● **Extracted text**:

● ● ●

(Bloomberg) — Treasuries were mixed, with most maturities tracking a slide in European bonds, while two-year debt headed for a slight weekly gain before a final set of US data caps a run of volatile trading.
The 30-year yield rose 1 basis points to 4.88% while the two-year yield slipped 1 basis point to 3.72%, steepening the yield curve ahead of readings on US retail sales, manufacturing and business sentiment later in the day.
The two-year rate headed for 4 basis points drop on the week after interest-rate cut speculation drove it to a three-month low on Thursday.
Treasuries have been whipsawed by US inflation data in recent days. A benign reading of CPI early in the week and White House pressure for Federal Reserve rate cuts spurred a rally, only for a bigger-than-expected jump in producer prices on Thursday to prompt a reassessment.
Traders are now pricing an almost 90% possibility that the Fed will reduce borrowing costs by 25 basis points in September. They trimmed bets after fully discounting such a cut earlier in the week, when Treasury Secretary Scott Bessent suggested that the central bank should cut rates by 50 basis points next month.

● ● ●

● **Data extract**:
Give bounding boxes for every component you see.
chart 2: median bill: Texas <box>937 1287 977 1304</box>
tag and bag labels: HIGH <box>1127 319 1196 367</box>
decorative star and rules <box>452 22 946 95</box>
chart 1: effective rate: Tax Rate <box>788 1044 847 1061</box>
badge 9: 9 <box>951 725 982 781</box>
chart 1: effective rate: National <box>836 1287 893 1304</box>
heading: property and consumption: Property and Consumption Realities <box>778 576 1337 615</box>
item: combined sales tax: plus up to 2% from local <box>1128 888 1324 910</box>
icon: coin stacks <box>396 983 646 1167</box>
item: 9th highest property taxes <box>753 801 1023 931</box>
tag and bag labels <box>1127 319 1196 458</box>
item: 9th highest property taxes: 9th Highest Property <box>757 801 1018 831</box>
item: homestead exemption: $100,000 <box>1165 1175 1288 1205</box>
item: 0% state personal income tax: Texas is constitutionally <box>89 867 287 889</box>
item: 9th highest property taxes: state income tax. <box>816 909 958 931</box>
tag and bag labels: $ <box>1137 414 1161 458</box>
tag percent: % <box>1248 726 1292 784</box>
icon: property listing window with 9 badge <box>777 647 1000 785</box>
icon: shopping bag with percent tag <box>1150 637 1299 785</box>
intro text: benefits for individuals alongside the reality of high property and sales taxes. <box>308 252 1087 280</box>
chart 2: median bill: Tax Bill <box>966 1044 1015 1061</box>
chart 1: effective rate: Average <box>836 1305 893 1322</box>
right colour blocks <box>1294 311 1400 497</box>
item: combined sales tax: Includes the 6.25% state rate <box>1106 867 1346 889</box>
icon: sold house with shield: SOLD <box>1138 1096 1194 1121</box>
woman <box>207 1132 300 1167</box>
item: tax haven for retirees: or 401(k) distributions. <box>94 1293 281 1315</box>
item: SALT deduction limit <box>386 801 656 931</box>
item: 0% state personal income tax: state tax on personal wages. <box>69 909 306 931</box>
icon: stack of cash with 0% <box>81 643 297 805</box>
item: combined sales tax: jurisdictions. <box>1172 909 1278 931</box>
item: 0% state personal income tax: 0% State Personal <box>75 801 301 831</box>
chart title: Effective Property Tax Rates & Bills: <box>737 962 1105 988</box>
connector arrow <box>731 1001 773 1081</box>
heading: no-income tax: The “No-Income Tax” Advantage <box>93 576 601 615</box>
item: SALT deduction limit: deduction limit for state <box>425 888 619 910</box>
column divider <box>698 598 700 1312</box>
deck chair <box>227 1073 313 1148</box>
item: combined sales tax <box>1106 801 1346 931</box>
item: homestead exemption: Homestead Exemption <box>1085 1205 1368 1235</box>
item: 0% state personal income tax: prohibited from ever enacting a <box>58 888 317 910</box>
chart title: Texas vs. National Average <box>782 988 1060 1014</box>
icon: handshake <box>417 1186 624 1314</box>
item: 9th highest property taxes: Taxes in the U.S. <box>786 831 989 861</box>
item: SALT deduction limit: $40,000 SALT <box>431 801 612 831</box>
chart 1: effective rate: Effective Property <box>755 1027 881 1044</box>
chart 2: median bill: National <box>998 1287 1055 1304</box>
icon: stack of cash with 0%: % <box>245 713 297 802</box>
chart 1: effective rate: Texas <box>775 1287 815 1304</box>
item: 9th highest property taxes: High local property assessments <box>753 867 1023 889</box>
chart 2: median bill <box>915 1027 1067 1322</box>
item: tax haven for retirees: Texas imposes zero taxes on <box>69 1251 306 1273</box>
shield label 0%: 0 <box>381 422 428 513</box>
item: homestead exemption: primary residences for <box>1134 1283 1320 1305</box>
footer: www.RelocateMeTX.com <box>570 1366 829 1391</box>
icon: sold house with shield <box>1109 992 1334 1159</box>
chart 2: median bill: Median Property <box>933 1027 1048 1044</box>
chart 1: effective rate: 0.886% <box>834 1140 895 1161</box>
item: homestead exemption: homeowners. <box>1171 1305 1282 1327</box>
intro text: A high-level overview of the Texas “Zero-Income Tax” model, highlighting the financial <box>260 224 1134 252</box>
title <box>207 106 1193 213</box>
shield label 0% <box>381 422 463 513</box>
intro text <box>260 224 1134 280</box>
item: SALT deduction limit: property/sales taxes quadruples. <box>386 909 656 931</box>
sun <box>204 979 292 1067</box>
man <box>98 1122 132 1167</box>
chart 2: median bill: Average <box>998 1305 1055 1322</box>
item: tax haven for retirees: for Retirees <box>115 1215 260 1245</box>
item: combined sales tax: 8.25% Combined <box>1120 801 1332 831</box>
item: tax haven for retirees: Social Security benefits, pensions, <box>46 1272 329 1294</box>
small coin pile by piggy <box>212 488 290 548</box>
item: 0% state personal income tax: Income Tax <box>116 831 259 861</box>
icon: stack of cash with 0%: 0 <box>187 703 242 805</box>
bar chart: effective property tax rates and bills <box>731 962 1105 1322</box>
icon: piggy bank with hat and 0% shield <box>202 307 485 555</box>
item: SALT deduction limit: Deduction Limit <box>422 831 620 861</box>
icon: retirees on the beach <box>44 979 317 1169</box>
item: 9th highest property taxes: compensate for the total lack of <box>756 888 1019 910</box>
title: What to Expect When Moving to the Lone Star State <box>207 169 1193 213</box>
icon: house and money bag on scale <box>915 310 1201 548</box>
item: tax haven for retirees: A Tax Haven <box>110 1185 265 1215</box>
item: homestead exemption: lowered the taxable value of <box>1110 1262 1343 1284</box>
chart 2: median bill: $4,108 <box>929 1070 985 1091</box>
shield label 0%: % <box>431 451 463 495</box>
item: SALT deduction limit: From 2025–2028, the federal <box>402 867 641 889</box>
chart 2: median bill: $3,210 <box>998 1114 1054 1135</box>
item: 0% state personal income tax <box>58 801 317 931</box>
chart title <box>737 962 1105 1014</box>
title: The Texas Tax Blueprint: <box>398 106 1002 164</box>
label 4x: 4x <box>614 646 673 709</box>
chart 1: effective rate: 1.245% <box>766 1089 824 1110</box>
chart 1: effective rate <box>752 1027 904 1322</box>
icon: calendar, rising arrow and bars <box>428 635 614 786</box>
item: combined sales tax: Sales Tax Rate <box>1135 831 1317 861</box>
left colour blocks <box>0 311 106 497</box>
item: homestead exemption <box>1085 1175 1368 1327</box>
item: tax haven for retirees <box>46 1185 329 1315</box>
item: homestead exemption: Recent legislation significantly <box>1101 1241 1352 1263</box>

● ● ●

● **Instructions for the task**:
Duplicate the stretch of the Treasury market report from "Treasuries have been" through "prompt a reassessment.". The records were taken from a separate source.

● **Final answer**:
Treasuries have been whipsawed by US inflation data in recent days. A benign reading of CPI early in the week and White House pressure for Federal Reserve rate cuts spurred a rally, only for a bigger-than-expected jump in producer prices on Thursday to prompt a reassessment.